Collection entries:
● ● ●

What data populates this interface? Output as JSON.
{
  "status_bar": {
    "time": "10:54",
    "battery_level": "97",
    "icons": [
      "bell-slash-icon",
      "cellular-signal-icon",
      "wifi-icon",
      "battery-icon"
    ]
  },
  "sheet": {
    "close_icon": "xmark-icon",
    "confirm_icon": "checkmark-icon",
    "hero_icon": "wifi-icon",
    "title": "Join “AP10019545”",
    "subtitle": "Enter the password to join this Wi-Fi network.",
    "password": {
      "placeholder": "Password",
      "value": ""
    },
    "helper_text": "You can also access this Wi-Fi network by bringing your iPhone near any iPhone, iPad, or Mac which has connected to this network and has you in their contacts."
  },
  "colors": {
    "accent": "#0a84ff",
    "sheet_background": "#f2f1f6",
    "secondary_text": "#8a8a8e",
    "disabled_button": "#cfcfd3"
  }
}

● ● ●

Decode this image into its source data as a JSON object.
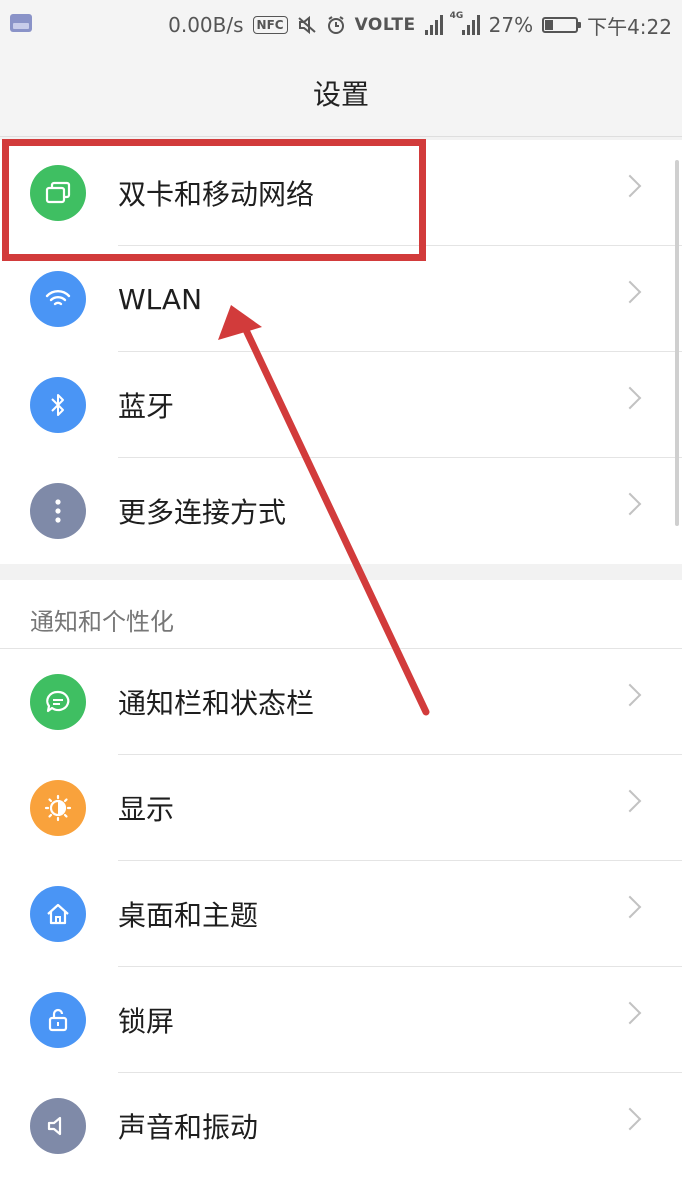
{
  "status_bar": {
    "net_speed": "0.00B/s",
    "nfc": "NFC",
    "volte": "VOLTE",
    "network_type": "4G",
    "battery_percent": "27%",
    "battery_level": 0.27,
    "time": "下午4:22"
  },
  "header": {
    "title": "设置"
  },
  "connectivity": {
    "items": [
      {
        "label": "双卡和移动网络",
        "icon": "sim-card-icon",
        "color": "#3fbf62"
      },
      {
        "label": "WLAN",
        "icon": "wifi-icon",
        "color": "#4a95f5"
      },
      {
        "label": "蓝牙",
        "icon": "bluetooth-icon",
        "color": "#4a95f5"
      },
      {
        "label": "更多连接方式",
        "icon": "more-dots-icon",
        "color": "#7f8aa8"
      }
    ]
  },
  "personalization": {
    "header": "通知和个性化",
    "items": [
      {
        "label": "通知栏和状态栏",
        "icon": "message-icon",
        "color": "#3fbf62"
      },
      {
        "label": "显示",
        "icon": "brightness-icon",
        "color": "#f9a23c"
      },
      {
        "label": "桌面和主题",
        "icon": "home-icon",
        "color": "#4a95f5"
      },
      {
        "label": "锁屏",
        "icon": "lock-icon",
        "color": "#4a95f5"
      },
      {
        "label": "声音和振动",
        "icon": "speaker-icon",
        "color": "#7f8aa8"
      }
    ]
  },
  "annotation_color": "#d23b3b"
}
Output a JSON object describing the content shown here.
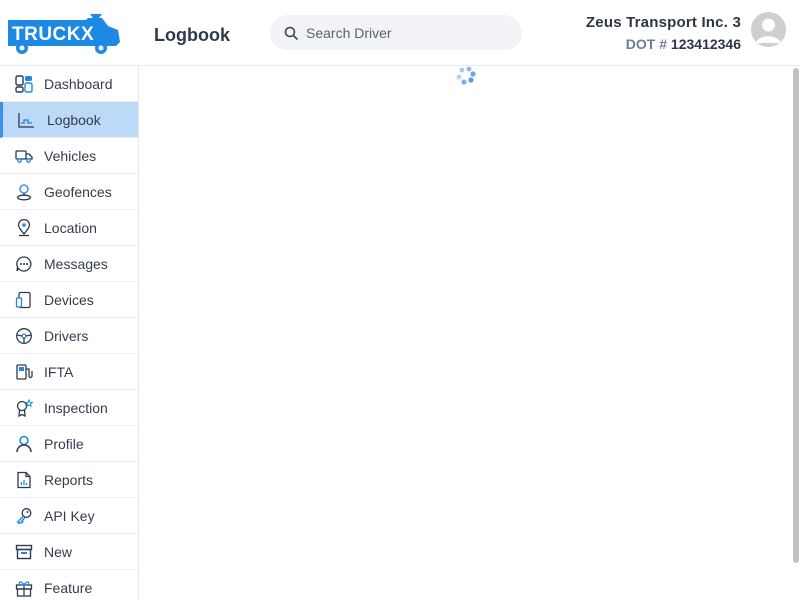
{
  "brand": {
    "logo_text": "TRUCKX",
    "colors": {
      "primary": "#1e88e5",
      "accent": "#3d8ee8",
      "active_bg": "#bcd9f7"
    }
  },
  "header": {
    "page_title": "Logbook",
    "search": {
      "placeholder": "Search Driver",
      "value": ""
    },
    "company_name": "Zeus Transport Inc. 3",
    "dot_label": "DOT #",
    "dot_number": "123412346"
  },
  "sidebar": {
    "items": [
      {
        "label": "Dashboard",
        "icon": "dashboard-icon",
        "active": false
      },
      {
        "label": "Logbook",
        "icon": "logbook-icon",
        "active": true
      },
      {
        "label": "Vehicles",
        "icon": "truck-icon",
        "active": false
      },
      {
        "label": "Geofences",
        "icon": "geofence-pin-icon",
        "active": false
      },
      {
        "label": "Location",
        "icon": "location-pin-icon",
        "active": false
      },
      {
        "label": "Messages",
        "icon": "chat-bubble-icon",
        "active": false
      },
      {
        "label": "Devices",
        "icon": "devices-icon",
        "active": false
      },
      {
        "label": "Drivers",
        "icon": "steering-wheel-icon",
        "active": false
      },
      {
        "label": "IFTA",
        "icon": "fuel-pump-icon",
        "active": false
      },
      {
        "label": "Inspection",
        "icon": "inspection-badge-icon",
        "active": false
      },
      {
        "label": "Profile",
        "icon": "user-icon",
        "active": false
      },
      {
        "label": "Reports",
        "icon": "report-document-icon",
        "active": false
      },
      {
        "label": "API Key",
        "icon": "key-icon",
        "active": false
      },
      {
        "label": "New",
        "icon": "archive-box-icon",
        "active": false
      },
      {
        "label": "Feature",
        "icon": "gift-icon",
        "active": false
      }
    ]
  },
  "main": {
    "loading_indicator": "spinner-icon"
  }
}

● ● ●

From the data, collect all lines where the string "Output" appears.

**COMPLETED EXERCISE**.
What data populates this interface? Output as JSON.
Output a JSON object describing the content shown here.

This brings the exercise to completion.